▸ Exercise objective:
The answer is one number: how many lines in the data below hold "label".

====== Raw records

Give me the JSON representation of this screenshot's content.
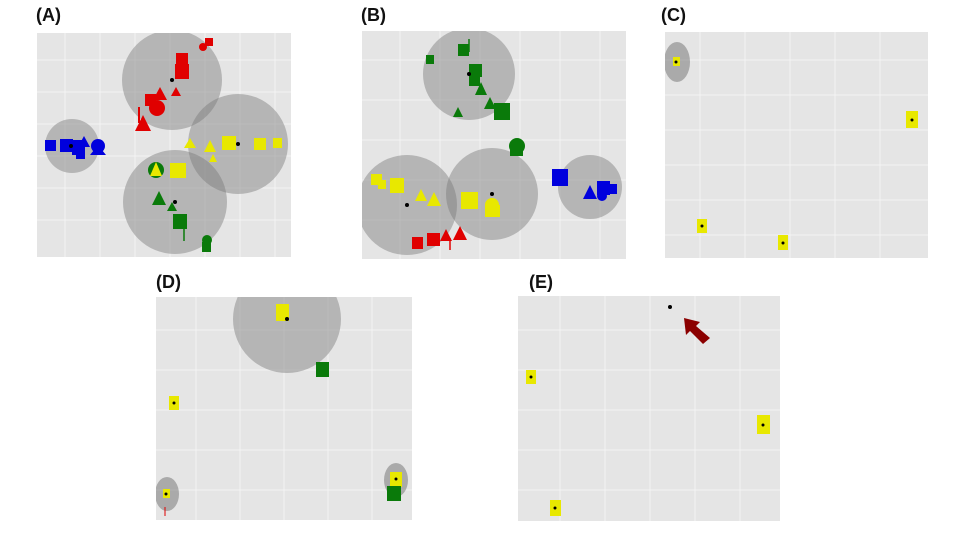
{
  "panels": [
    {
      "id": "A",
      "label": "(A)"
    },
    {
      "id": "B",
      "label": "(B)"
    },
    {
      "id": "C",
      "label": "(C)"
    },
    {
      "id": "D",
      "label": "(D)"
    },
    {
      "id": "E",
      "label": "(E)"
    }
  ],
  "colors": {
    "plot_background": "#e5e5e5",
    "gridline": "#f3f3f3",
    "cluster_circle": "#9a9a9a",
    "red": "#e00000",
    "blue": "#0000dd",
    "yellow": "#e8e800",
    "green": "#0a7a0a",
    "centroid": "#000000",
    "arrow": "#8b0000"
  },
  "legend": {
    "shapes": [
      "square",
      "circle",
      "triangle"
    ],
    "groups": [
      "red",
      "blue",
      "yellow",
      "green"
    ]
  },
  "annotation": {
    "arrow_icon": "arrow-icon"
  }
}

============

▸ Exercise answer:
5